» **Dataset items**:

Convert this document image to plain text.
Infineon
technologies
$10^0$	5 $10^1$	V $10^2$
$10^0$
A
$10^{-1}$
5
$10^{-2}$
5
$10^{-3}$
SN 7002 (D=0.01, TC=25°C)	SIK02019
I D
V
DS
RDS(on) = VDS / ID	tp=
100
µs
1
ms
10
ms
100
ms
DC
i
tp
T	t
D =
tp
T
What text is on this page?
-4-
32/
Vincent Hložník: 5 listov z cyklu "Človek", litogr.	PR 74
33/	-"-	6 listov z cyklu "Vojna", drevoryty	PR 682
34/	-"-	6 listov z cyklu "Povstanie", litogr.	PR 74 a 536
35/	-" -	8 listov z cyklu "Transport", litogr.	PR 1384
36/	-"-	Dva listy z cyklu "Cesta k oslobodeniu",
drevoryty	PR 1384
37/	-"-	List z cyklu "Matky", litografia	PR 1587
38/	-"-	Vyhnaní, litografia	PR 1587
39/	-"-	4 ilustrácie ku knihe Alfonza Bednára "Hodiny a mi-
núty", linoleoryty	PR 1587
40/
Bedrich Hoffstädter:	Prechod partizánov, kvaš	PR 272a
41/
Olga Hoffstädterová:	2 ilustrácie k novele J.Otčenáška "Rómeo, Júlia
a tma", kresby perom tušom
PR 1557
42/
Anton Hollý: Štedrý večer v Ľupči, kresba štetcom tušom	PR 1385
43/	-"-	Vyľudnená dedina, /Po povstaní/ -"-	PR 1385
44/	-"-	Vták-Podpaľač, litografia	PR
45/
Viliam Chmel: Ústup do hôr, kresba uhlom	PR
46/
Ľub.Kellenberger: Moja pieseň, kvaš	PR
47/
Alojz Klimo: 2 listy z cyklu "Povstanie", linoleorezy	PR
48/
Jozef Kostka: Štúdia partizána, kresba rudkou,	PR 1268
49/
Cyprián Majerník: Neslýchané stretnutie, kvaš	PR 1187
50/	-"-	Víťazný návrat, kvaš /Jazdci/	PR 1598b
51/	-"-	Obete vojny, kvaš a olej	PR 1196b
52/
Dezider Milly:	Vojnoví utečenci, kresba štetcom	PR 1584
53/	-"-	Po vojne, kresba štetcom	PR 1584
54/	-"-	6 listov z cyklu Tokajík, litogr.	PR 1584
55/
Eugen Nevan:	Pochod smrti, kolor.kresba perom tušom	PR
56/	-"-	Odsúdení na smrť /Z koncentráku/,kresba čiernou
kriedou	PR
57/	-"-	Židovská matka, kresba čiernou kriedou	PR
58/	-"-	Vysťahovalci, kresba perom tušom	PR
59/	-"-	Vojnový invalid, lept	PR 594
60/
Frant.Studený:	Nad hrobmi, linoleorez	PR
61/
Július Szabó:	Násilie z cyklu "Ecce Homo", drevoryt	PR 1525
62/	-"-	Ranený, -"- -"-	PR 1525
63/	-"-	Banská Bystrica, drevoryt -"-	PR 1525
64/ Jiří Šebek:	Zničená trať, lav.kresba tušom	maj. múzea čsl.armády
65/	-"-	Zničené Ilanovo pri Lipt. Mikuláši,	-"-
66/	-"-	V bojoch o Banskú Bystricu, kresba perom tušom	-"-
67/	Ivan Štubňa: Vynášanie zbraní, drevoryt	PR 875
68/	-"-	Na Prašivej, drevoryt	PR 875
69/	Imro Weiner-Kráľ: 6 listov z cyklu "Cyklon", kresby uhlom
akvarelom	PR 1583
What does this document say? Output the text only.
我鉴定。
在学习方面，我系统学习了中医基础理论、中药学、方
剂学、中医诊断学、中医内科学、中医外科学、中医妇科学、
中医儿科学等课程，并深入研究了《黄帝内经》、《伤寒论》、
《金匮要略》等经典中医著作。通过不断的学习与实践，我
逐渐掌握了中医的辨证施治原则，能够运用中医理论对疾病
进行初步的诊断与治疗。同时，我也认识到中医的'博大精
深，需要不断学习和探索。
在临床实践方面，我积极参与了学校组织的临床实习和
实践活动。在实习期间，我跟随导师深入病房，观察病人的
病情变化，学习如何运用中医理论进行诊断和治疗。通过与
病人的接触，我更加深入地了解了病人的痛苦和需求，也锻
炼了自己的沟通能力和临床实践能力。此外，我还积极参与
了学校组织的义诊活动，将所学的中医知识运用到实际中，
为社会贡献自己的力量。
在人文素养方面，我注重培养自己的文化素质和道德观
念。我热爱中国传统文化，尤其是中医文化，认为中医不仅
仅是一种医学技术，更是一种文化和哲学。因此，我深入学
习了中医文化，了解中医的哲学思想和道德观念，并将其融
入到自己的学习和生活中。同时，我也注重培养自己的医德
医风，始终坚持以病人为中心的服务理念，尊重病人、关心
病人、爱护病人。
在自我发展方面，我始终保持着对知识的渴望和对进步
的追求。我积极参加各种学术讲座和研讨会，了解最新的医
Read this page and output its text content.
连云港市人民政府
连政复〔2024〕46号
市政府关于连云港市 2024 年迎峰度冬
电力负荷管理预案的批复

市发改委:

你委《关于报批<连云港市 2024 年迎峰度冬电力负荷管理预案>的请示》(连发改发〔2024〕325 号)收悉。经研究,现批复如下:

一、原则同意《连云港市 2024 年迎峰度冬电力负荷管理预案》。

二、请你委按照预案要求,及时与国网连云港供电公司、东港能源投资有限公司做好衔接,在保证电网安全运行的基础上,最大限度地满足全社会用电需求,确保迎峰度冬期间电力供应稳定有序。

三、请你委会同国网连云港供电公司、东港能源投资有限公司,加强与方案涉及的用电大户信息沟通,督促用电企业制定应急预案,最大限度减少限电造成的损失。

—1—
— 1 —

» **INSTRUCTIONS FOR THE TASK**: Read the entries above, then pull out the lines that include "cyklu".

» **EXERCISE RESULT**:
Vincent Hložník: 5 listov z cyklu "Človek", litogr.	PR 74
33/	-"-	6 listov z cyklu "Vojna", drevoryty	PR 682
34/	-"-	6 listov z cyklu "Povstanie", litogr.	PR 74 a 536
35/	-" -	8 listov z cyklu "Transport", litogr.	PR 1384
36/	-"-	Dva listy z cyklu "Cesta k oslobodeniu",
37/	-"-	List z cyklu "Matky", litografia	PR 1587
Alojz Klimo: 2 listy z cyklu "Povstanie", linoleorezy	PR
54/	-"-	6 listov z cyklu Tokajík, litogr.	PR 1584
Július Szabó:	Násilie z cyklu "Ecce Homo", drevoryt	PR 1525
69/	Imro Weiner-Kráľ: 6 listov z cyklu "Cyklon", kresby uhlom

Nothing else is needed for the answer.